__What the exercise asks__
State how many lines of the entries hold the string "manager". Reply with the number alone.

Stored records
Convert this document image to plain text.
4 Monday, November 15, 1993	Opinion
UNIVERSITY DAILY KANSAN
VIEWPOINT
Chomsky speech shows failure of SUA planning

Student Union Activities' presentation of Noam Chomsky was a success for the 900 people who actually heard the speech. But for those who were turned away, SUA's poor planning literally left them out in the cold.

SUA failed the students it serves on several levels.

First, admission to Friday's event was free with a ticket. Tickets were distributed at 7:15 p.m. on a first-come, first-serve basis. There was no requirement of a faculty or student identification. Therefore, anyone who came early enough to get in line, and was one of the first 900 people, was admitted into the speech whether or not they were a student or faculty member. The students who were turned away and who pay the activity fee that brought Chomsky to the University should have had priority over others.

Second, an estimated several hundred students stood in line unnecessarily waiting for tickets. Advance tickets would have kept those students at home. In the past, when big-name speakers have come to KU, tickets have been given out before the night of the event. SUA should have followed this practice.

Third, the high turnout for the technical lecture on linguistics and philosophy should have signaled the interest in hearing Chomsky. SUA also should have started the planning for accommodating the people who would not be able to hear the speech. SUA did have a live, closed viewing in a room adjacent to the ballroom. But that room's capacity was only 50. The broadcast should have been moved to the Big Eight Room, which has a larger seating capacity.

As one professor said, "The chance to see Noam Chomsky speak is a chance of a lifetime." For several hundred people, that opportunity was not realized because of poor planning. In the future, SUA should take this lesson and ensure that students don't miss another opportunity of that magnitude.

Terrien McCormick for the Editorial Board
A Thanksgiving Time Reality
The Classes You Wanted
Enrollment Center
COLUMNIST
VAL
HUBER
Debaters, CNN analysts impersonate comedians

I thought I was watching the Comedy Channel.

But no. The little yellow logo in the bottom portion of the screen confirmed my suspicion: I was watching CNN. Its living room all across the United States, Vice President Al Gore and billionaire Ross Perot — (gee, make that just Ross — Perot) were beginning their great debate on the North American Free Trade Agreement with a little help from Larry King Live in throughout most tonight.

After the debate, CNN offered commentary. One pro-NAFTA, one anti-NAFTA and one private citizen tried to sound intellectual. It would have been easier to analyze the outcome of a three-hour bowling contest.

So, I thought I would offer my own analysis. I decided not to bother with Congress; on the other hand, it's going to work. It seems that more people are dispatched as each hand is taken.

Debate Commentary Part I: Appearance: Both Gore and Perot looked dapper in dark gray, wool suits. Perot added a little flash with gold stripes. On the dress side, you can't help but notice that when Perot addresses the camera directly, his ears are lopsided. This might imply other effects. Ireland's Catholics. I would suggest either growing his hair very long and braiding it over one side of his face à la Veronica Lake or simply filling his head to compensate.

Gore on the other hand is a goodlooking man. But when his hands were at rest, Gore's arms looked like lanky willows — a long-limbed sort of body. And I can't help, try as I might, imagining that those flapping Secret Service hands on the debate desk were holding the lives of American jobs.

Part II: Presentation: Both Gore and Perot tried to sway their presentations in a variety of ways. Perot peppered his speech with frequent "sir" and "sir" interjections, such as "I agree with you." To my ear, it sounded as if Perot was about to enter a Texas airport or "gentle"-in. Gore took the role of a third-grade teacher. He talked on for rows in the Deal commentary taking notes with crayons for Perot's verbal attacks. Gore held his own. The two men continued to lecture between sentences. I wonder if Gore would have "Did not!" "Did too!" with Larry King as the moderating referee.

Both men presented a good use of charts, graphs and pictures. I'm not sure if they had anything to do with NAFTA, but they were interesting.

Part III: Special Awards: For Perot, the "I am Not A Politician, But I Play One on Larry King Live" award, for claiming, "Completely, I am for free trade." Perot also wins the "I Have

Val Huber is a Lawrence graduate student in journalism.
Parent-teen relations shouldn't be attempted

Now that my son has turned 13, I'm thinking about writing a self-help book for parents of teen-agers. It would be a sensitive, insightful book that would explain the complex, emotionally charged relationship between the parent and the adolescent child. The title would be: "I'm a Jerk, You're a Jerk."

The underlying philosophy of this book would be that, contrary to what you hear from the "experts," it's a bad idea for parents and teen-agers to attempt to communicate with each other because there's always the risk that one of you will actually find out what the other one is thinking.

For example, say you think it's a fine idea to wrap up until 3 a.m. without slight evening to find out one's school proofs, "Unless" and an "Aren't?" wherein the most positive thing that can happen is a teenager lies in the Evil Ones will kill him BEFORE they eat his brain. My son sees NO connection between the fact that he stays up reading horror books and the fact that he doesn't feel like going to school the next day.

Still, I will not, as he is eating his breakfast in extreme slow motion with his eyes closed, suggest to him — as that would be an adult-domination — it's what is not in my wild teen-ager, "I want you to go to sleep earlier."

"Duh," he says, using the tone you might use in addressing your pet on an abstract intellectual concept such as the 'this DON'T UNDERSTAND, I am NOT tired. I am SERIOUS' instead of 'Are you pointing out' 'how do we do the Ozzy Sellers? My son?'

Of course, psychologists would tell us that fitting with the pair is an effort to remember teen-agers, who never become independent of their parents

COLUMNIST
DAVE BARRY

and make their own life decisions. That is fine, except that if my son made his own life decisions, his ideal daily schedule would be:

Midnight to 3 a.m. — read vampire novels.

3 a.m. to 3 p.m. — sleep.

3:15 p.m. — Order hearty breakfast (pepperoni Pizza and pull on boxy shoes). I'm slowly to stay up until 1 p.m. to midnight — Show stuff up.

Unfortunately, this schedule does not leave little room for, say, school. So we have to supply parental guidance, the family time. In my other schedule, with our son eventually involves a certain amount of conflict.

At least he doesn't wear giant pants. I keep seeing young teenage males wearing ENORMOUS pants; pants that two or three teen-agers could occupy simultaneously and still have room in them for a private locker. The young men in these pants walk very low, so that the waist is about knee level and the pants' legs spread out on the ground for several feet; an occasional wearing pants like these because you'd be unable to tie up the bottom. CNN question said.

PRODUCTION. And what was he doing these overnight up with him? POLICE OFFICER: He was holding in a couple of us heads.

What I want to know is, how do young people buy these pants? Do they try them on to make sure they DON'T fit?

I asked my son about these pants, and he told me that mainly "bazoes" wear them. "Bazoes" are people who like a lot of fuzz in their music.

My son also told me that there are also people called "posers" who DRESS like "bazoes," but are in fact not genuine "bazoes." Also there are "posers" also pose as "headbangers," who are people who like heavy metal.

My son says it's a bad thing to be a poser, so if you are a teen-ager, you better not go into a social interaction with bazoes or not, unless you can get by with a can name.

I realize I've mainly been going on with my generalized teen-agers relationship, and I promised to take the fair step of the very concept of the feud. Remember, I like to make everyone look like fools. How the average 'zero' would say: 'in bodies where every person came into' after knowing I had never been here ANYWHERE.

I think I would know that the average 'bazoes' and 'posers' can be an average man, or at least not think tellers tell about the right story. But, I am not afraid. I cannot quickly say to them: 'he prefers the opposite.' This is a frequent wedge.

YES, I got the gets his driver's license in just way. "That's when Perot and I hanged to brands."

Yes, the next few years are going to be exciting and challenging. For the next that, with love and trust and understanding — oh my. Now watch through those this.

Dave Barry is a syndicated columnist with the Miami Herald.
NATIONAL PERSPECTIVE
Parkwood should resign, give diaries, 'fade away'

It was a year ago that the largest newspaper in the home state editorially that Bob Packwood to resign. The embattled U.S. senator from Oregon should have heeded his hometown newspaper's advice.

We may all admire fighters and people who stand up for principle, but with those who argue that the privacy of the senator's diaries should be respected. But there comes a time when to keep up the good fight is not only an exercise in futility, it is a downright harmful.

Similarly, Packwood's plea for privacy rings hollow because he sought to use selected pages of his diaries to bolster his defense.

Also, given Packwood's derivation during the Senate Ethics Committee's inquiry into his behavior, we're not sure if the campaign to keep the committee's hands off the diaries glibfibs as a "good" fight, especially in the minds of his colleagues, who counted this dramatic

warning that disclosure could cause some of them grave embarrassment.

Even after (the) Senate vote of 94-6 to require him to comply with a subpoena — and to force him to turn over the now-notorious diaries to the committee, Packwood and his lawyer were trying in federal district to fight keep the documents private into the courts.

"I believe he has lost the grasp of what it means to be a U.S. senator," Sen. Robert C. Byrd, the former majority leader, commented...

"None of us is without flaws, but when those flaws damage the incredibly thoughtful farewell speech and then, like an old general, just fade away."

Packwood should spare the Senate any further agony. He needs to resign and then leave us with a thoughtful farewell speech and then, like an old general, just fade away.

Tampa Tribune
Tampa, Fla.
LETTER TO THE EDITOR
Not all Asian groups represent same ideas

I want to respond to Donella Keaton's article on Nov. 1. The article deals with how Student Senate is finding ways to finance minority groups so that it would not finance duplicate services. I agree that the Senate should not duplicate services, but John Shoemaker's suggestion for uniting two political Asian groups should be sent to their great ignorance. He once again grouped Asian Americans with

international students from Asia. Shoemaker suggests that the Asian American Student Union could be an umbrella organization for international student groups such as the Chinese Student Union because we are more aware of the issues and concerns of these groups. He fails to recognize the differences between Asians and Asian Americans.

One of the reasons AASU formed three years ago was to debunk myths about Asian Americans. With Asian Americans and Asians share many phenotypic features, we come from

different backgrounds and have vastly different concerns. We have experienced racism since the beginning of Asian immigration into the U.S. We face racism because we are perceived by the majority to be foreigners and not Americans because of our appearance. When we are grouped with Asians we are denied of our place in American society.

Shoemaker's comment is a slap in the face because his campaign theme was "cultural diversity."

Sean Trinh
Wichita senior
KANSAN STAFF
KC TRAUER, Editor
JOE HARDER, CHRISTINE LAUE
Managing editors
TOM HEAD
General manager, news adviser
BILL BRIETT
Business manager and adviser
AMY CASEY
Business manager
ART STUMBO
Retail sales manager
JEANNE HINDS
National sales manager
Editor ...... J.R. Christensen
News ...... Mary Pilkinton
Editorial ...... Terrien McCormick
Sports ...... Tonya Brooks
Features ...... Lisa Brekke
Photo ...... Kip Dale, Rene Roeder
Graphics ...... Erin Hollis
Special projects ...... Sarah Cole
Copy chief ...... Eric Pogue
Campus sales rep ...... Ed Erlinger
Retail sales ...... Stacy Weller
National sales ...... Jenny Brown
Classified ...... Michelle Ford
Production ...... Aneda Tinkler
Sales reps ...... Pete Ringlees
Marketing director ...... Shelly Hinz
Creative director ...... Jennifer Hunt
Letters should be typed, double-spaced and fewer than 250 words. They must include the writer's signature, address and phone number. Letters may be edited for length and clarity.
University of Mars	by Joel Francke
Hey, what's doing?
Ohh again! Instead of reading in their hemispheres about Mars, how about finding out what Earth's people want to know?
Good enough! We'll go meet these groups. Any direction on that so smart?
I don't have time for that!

__Result of the exercise__
5